_INFORMATION SUPPLIED:_
########
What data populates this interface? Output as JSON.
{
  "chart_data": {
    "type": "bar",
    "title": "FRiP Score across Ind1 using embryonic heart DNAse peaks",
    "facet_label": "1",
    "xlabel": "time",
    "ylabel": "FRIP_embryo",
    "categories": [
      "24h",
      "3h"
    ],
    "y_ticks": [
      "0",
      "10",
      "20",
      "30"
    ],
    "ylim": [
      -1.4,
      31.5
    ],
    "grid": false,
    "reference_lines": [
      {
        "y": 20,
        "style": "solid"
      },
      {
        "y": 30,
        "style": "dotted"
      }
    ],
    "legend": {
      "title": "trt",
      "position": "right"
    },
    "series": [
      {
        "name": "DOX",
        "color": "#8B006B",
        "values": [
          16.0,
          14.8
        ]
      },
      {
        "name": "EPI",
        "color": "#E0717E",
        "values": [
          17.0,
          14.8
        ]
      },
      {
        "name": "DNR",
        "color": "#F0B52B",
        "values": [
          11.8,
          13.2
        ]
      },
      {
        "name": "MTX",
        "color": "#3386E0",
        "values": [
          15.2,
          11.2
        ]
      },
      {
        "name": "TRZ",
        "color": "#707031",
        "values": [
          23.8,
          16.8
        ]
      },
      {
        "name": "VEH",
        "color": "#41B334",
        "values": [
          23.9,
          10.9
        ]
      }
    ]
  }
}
########
_YOUR TASK:_
Copy out all lines above that include the string "color".

_OUTPUT BELOW:_
        "color": "#8B006B",
        "color": "#E0717E",
        "color": "#F0B52B",
        "color": "#3386E0",
        "color": "#707031",
        "color": "#41B334",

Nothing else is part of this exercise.